Description of the task: Hunt for the word "negativi" across the entries below, copying each line that holds it.
## Begin
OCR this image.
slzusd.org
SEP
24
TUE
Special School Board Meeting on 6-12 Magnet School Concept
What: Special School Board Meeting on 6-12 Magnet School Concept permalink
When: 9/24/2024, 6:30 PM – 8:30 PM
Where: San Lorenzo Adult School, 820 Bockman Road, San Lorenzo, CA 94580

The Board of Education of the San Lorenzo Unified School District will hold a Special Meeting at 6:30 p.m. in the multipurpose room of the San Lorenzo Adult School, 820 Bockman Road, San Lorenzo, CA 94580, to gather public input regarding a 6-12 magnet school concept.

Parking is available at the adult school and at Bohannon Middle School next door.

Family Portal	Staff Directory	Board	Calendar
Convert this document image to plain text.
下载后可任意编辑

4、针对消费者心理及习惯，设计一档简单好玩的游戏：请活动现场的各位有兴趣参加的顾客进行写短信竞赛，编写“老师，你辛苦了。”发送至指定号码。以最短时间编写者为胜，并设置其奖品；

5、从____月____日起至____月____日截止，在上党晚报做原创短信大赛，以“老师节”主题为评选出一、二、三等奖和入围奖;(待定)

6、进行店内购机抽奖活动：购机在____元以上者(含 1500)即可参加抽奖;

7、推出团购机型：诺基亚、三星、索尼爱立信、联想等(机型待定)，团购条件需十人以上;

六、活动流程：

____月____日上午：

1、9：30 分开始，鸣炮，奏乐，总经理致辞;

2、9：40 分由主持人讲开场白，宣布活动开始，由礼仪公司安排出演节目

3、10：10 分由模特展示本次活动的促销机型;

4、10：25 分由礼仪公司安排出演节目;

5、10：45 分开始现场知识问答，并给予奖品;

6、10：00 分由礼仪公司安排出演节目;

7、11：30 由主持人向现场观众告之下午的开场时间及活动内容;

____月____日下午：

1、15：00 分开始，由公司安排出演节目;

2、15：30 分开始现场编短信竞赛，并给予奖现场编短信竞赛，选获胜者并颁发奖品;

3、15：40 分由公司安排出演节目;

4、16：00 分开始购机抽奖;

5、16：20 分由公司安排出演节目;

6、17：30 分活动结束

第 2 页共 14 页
## End
## Begin
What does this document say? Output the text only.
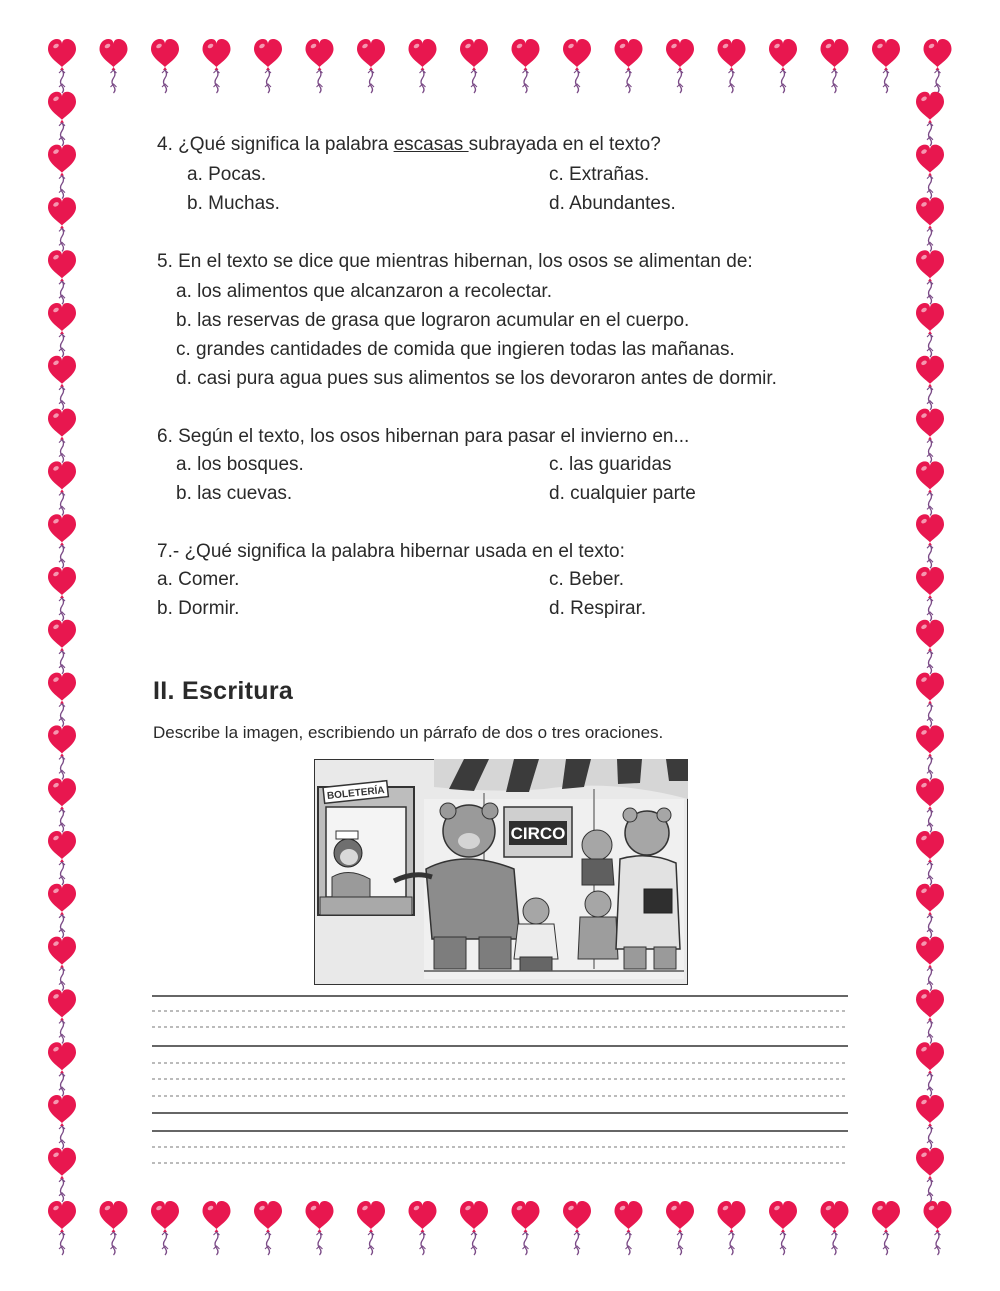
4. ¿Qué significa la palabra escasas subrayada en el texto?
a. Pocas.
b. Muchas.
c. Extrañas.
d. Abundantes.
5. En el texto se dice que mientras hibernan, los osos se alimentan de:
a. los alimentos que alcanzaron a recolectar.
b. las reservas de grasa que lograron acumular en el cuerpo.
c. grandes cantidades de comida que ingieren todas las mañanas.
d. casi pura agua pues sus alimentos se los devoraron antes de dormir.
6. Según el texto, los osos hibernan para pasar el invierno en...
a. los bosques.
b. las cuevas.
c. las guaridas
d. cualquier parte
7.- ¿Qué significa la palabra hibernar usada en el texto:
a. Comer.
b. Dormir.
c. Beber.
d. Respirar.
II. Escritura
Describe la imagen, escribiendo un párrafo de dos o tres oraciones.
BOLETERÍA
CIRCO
## End
## Begin
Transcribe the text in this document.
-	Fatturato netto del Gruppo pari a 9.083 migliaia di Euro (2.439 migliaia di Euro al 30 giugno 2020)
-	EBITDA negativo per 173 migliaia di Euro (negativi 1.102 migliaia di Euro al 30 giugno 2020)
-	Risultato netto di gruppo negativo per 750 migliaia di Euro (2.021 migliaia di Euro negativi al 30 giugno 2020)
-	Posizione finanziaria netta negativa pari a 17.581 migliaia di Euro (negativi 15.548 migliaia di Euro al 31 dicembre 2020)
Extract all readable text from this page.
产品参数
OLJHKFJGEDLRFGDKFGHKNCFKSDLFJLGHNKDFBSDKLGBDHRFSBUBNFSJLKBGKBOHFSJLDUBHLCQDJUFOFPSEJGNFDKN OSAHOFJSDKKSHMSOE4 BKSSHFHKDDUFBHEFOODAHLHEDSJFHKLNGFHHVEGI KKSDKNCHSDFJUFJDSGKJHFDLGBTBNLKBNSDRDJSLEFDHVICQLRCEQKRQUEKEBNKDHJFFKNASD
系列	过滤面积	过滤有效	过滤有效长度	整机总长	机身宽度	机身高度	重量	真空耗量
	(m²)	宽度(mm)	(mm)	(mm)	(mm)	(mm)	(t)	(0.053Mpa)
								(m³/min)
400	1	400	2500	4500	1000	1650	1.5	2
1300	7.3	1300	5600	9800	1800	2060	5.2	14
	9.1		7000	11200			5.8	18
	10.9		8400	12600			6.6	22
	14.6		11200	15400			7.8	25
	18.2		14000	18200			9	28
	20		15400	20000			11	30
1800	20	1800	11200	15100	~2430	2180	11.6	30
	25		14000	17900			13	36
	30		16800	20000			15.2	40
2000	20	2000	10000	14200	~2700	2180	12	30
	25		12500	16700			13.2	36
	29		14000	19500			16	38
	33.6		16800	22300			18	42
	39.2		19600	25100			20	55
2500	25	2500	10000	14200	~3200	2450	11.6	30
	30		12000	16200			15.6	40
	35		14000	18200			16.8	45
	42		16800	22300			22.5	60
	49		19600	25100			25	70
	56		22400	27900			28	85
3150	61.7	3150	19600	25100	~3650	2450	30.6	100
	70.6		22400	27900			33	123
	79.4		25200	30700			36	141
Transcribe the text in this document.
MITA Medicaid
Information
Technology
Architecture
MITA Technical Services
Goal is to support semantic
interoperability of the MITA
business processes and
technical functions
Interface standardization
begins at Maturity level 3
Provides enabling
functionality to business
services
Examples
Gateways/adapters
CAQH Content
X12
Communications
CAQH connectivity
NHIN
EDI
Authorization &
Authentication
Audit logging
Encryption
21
## End
Answer in full:
-	EBITDA negativo per 173 migliaia di Euro (negativi 1.102 migliaia di Euro al 30 giugno 2020)
-	Risultato netto di gruppo negativo per 750 migliaia di Euro (2.021 migliaia di Euro negativi al 30 giugno 2020)
-	Posizione finanziaria netta negativa pari a 17.581 migliaia di Euro (negativi 15.548 migliaia di Euro al 31 dicembre 2020)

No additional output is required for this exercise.